● Task to complete
Reproduce word for word the passage of the court opinion below that lies between "On Appeal from" and "MOSELEY and LANG.", inclusive.

● Selected passage
Start of Block

Court of Appeals of Texas, Fifth District, Dallas
Jun 21, 2005
No. 05-04-00292-CR (Tex. App. Jun. 21, 2005)

Opinion

No. 05-04-00292-CR

Opinion Filed June 21, 2005. DO NOT PUBLISH. Tex.R.App.P. 47.

On Appeal from the County Court at Law Number 3, Collin County, Texas, Trial Court Cause No. 003-82590-03.

Affirmed.

Before Justices WRIGHT, MOSELEY and LANG.


MEMORANDUM OPINION


John Costello appeals his conviction for driving while intoxicated. In three issues, he contends that (1) the admission of statements Costello made to a jail officer violated his constitutional right against self-incrimination, (2) the admission of "unrecorded" statements Costello made to a jail officer violated his rights under Article 38.22 of the Texas Code of Criminal Procedure, and (3) the trial court erred in overruling Costello's bias-based challenge for cause to a prospective juror. For the reasons set out below, we decide Costello's issues against him and affirm the trial court's judgment.

End of Block

● Provided data
Start of Block

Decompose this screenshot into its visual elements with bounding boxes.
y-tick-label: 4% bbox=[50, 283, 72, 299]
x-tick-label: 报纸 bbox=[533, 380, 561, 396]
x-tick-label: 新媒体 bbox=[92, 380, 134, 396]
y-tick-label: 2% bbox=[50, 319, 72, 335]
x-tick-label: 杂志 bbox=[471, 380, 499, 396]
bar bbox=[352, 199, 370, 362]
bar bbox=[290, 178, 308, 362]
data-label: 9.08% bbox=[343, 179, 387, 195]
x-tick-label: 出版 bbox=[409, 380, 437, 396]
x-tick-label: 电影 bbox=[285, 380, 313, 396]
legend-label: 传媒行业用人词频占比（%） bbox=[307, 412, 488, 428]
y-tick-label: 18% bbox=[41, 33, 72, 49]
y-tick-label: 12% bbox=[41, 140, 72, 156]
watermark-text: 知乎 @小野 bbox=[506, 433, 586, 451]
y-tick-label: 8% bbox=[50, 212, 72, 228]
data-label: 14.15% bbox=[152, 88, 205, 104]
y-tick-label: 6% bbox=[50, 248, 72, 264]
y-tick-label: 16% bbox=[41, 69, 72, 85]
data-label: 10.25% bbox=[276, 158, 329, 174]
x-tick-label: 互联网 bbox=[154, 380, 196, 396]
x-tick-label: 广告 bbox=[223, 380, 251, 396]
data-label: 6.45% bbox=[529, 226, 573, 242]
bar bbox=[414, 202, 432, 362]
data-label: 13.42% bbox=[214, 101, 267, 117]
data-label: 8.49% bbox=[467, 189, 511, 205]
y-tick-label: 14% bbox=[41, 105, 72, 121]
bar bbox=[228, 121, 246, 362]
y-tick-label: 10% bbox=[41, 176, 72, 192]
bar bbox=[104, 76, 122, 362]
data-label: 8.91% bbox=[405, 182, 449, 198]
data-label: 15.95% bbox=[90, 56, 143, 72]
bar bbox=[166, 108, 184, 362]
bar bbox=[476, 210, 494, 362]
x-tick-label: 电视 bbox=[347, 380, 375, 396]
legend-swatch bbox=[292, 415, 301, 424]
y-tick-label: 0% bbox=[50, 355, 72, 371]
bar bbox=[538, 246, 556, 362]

End of Block

● Solution
On Appeal from the County Court at Law Number 3, Collin County, Texas, Trial Court Cause No. 003-82590-03.

Affirmed.

Before Justices WRIGHT, MOSELEY and LANG.